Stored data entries
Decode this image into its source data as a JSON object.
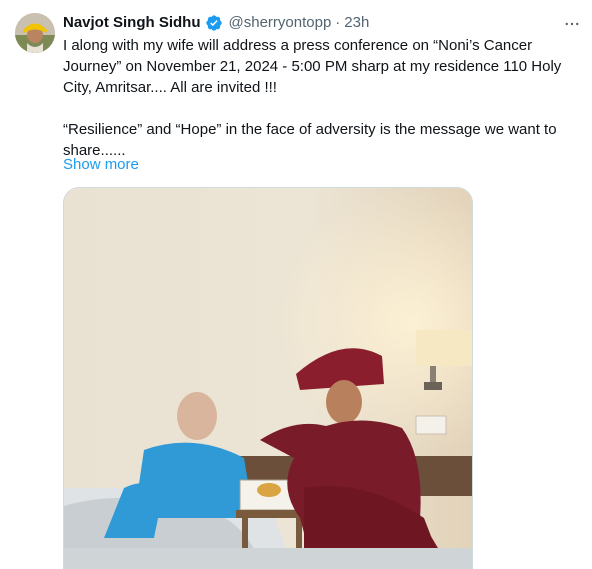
{
  "tweet": {
    "author_name": "Navjot Singh Sidhu",
    "handle": "@sherryontopp",
    "separator": "·",
    "time": "23h",
    "text_line1": "I along with my wife will address a press conference on “Noni’s Cancer Journey” on November 21, 2024 - 5:00 PM sharp at my residence 110 Holy City, Amritsar.... All are invited !!!",
    "text_line2": "“Resilience” and “Hope” in the face of adversity is the message we want to share......",
    "show_more_label": "Show more",
    "media_alt": "photo",
    "colors": {
      "link": "#1d9bf0",
      "secondary_text": "#536471",
      "verified_badge": "#1d9bf0"
    },
    "icons": {
      "verified": "verified-badge-icon",
      "more": "more-options-icon"
    }
  }
}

Exercise description ->
Reproduce each entry precisely, dropping only the pictures.

Finished task ->
Decode this image into its source data as a JSON object.
{
  "tweet": {
    "author_name": "Navjot Singh Sidhu",
    "handle": "@sherryontopp",
    "separator": "·",
    "time": "23h",
    "text_line1": "I along with my wife will address a press conference on “Noni’s Cancer Journey” on November 21, 2024 - 5:00 PM sharp at my residence 110 Holy City, Amritsar.... All are invited !!!",
    "text_line2": "“Resilience” and “Hope” in the face of adversity is the message we want to share......",
    "show_more_label": "Show more",
    "media_alt": "photo",
    "colors": {
      "link": "#1d9bf0",
      "secondary_text": "#536471",
      "verified_badge": "#1d9bf0"
    },
    "icons": {
      "verified": "verified-badge-icon",
      "more": "more-options-icon"
    }
  }
}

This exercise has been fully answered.